EXERCISE DESCRIPTION: Locate the string "document" in the records below. Copy every line where it occurs.

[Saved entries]
* BEGIN *

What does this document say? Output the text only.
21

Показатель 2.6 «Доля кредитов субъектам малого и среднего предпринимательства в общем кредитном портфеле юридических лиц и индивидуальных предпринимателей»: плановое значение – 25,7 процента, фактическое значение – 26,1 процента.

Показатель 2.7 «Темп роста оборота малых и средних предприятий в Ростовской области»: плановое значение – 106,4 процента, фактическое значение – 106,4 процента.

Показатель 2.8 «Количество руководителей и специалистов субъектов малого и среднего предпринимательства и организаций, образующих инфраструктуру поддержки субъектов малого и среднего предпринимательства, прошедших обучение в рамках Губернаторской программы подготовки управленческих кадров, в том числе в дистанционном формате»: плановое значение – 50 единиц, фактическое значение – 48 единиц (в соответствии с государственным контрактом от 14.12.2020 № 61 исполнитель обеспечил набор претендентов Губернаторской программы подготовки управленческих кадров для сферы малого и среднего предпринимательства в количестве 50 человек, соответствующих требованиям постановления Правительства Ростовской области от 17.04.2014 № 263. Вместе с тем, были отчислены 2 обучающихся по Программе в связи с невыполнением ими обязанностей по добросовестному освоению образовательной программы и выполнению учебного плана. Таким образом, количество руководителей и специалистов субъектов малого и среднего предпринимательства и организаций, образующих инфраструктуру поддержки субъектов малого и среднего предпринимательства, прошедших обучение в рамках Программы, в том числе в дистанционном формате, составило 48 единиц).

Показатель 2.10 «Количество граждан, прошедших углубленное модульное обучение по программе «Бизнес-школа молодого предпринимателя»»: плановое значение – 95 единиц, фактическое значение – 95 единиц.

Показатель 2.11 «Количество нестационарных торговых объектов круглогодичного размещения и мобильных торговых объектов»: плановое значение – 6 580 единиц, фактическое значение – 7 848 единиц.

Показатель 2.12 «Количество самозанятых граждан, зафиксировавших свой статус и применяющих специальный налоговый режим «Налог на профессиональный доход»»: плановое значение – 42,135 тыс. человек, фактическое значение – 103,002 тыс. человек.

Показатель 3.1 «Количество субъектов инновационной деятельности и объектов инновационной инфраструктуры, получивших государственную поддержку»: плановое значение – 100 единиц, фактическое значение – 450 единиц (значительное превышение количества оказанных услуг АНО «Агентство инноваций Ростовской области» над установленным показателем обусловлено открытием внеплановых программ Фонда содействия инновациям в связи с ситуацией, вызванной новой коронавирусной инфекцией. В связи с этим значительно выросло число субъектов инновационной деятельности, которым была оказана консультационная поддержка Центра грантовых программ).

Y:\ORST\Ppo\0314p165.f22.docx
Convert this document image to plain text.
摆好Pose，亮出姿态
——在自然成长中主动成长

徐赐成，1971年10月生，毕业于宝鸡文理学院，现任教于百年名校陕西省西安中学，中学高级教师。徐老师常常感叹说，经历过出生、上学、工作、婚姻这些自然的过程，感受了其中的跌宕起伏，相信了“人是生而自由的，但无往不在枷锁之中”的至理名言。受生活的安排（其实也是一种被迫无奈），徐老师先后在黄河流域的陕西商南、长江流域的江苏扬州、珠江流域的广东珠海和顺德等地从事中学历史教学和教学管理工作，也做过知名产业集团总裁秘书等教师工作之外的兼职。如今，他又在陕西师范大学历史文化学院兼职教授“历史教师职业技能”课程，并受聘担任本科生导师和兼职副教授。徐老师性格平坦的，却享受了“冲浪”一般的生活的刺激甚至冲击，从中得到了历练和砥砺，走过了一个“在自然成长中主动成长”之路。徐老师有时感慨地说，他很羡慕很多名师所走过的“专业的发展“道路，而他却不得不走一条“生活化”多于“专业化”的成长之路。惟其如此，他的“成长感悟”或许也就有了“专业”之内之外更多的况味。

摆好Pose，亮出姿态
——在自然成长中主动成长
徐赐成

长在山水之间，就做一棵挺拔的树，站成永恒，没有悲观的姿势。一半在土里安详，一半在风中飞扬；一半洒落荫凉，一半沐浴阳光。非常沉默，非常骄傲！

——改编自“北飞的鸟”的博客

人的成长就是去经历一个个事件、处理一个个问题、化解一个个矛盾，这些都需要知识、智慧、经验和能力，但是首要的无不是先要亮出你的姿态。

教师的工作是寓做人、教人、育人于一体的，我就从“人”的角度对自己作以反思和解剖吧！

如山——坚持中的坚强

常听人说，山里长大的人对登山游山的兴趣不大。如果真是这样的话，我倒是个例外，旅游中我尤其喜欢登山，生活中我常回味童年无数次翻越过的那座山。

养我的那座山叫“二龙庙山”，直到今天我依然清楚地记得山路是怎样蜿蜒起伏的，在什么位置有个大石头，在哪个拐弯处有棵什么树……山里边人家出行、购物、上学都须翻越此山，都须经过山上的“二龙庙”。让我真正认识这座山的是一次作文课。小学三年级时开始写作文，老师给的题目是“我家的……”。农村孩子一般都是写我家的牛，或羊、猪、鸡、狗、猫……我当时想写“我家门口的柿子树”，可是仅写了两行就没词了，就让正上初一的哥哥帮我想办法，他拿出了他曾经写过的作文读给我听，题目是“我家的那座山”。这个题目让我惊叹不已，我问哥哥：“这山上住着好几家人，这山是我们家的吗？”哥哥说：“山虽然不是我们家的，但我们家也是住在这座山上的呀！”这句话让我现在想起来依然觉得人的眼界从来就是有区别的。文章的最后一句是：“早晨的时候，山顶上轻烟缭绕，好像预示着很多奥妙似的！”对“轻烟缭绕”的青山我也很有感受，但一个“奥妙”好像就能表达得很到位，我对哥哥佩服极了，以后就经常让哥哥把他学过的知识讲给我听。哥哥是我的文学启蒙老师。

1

* END *

COMPLETED TASK:
What does this document say? Output the text only.
Convert this document image to plain text.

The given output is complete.